__SET PROBLEM__
Repeat the material below exactly, line for line.

(Entries from a dataset)
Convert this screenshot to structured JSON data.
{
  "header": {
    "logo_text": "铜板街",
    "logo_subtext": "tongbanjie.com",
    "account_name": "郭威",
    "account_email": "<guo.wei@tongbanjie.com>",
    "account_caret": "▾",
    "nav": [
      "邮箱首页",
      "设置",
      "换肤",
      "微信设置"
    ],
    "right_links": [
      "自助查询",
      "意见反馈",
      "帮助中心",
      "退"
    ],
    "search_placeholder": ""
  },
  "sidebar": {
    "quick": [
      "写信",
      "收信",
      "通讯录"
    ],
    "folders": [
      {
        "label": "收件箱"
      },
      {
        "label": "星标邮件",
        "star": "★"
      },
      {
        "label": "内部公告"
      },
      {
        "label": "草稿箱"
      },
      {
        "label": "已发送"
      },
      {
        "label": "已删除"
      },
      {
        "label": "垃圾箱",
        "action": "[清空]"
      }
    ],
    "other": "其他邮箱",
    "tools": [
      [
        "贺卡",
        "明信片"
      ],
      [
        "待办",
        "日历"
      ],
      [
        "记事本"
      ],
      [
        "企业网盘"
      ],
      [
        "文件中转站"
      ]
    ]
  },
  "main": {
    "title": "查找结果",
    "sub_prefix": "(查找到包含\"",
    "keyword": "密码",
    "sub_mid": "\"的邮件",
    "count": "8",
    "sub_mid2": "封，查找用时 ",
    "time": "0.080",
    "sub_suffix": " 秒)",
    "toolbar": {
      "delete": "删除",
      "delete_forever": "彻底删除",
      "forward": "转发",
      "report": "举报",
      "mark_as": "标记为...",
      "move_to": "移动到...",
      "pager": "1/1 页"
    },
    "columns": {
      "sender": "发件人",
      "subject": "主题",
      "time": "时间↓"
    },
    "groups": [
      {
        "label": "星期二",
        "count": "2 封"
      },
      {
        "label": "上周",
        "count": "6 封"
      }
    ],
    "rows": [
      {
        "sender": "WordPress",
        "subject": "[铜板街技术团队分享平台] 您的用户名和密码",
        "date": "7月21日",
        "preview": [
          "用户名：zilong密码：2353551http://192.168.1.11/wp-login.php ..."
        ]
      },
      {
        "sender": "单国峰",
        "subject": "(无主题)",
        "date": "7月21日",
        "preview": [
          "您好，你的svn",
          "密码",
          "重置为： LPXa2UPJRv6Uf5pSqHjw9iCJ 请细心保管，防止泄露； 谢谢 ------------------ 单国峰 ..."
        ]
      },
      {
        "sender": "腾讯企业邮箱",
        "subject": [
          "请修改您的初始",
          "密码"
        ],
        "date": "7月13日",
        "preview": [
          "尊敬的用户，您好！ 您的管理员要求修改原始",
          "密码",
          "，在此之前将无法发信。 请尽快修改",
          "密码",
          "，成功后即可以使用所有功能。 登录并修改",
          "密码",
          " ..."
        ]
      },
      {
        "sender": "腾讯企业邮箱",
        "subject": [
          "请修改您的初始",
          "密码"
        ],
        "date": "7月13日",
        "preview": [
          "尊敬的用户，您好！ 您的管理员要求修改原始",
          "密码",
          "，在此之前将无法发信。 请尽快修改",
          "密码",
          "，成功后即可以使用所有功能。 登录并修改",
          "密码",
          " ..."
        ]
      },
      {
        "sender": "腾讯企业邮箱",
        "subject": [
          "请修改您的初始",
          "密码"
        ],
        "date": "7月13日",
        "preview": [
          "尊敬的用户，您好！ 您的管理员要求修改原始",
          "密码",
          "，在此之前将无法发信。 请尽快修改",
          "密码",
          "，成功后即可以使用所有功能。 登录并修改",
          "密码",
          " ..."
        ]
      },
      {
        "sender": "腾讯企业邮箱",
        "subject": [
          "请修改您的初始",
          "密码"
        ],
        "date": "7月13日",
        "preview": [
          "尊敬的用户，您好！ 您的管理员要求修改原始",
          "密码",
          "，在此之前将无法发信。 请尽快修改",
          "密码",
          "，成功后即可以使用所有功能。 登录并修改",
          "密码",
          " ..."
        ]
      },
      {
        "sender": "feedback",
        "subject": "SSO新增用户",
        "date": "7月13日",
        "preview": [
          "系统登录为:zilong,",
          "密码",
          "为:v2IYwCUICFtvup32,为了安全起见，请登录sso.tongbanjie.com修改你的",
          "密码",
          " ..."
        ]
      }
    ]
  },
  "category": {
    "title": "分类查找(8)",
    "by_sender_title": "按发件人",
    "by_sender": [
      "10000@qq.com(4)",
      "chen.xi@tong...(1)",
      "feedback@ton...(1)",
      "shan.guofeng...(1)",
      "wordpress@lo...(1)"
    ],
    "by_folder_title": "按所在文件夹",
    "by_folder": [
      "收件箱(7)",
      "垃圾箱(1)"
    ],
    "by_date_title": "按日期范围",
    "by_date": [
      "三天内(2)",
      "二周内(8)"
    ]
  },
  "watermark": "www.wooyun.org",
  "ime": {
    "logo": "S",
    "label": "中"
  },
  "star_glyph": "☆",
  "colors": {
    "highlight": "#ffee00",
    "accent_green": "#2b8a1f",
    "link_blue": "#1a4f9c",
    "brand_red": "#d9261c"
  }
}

__TASK RESULT__
Convert this screenshot to structured JSON data.
{
  "header": {
    "logo_text": "铜板街",
    "logo_subtext": "tongbanjie.com",
    "account_name": "郭威",
    "account_email": "<guo.wei@tongbanjie.com>",
    "account_caret": "▾",
    "nav": [
      "邮箱首页",
      "设置",
      "换肤",
      "微信设置"
    ],
    "right_links": [
      "自助查询",
      "意见反馈",
      "帮助中心",
      "退"
    ],
    "search_placeholder": ""
  },
  "sidebar": {
    "quick": [
      "写信",
      "收信",
      "通讯录"
    ],
    "folders": [
      {
        "label": "收件箱"
      },
      {
        "label": "星标邮件",
        "star": "★"
      },
      {
        "label": "内部公告"
      },
      {
        "label": "草稿箱"
      },
      {
        "label": "已发送"
      },
      {
        "label": "已删除"
      },
      {
        "label": "垃圾箱",
        "action": "[清空]"
      }
    ],
    "other": "其他邮箱",
    "tools": [
      [
        "贺卡",
        "明信片"
      ],
      [
        "待办",
        "日历"
      ],
      [
        "记事本"
      ],
      [
        "企业网盘"
      ],
      [
        "文件中转站"
      ]
    ]
  },
  "main": {
    "title": "查找结果",
    "sub_prefix": "(查找到包含\"",
    "keyword": "密码",
    "sub_mid": "\"的邮件",
    "count": "8",
    "sub_mid2": "封，查找用时 ",
    "time": "0.080",
    "sub_suffix": " 秒)",
    "toolbar": {
      "delete": "删除",
      "delete_forever": "彻底删除",
      "forward": "转发",
      "report": "举报",
      "mark_as": "标记为...",
      "move_to": "移动到...",
      "pager": "1/1 页"
    },
    "columns": {
      "sender": "发件人",
      "subject": "主题",
      "time": "时间↓"
    },
    "groups": [
      {
        "label": "星期二",
        "count": "2 封"
      },
      {
        "label": "上周",
        "count": "6 封"
      }
    ],
    "rows": [
      {
        "sender": "WordPress",
        "subject": "[铜板街技术团队分享平台] 您的用户名和密码",
        "date": "7月21日",
        "preview": [
          "用户名：zilong密码：2353551http://192.168.1.11/wp-login.php ..."
        ]
      },
      {
        "sender": "单国峰",
        "subject": "(无主题)",
        "date": "7月21日",
        "preview": [
          "您好，你的svn",
          "密码",
          "重置为： LPXa2UPJRv6Uf5pSqHjw9iCJ 请细心保管，防止泄露； 谢谢 ------------------ 单国峰 ..."
        ]
      },
      {
        "sender": "腾讯企业邮箱",
        "subject": [
          "请修改您的初始",
          "密码"
        ],
        "date": "7月13日",
        "preview": [
          "尊敬的用户，您好！ 您的管理员要求修改原始",
          "密码",
          "，在此之前将无法发信。 请尽快修改",
          "密码",
          "，成功后即可以使用所有功能。 登录并修改",
          "密码",
          " ..."
        ]
      },
      {
        "sender": "腾讯企业邮箱",
        "subject": [
          "请修改您的初始",
          "密码"
        ],
        "date": "7月13日",
        "preview": [
          "尊敬的用户，您好！ 您的管理员要求修改原始",
          "密码",
          "，在此之前将无法发信。 请尽快修改",
          "密码",
          "，成功后即可以使用所有功能。 登录并修改",
          "密码",
          " ..."
        ]
      },
      {
        "sender": "腾讯企业邮箱",
        "subject": [
          "请修改您的初始",
          "密码"
        ],
        "date": "7月13日",
        "preview": [
          "尊敬的用户，您好！ 您的管理员要求修改原始",
          "密码",
          "，在此之前将无法发信。 请尽快修改",
          "密码",
          "，成功后即可以使用所有功能。 登录并修改",
          "密码",
          " ..."
        ]
      },
      {
        "sender": "腾讯企业邮箱",
        "subject": [
          "请修改您的初始",
          "密码"
        ],
        "date": "7月13日",
        "preview": [
          "尊敬的用户，您好！ 您的管理员要求修改原始",
          "密码",
          "，在此之前将无法发信。 请尽快修改",
          "密码",
          "，成功后即可以使用所有功能。 登录并修改",
          "密码",
          " ..."
        ]
      },
      {
        "sender": "feedback",
        "subject": "SSO新增用户",
        "date": "7月13日",
        "preview": [
          "系统登录为:zilong,",
          "密码",
          "为:v2IYwCUICFtvup32,为了安全起见，请登录sso.tongbanjie.com修改你的",
          "密码",
          " ..."
        ]
      }
    ]
  },
  "category": {
    "title": "分类查找(8)",
    "by_sender_title": "按发件人",
    "by_sender": [
      "10000@qq.com(4)",
      "chen.xi@tong...(1)",
      "feedback@ton...(1)",
      "shan.guofeng...(1)",
      "wordpress@lo...(1)"
    ],
    "by_folder_title": "按所在文件夹",
    "by_folder": [
      "收件箱(7)",
      "垃圾箱(1)"
    ],
    "by_date_title": "按日期范围",
    "by_date": [
      "三天内(2)",
      "二周内(8)"
    ]
  },
  "watermark": "www.wooyun.org",
  "ime": {
    "logo": "S",
    "label": "中"
  },
  "star_glyph": "☆",
  "colors": {
    "highlight": "#ffee00",
    "accent_green": "#2b8a1f",
    "link_blue": "#1a4f9c",
    "brand_red": "#d9261c"
  }
}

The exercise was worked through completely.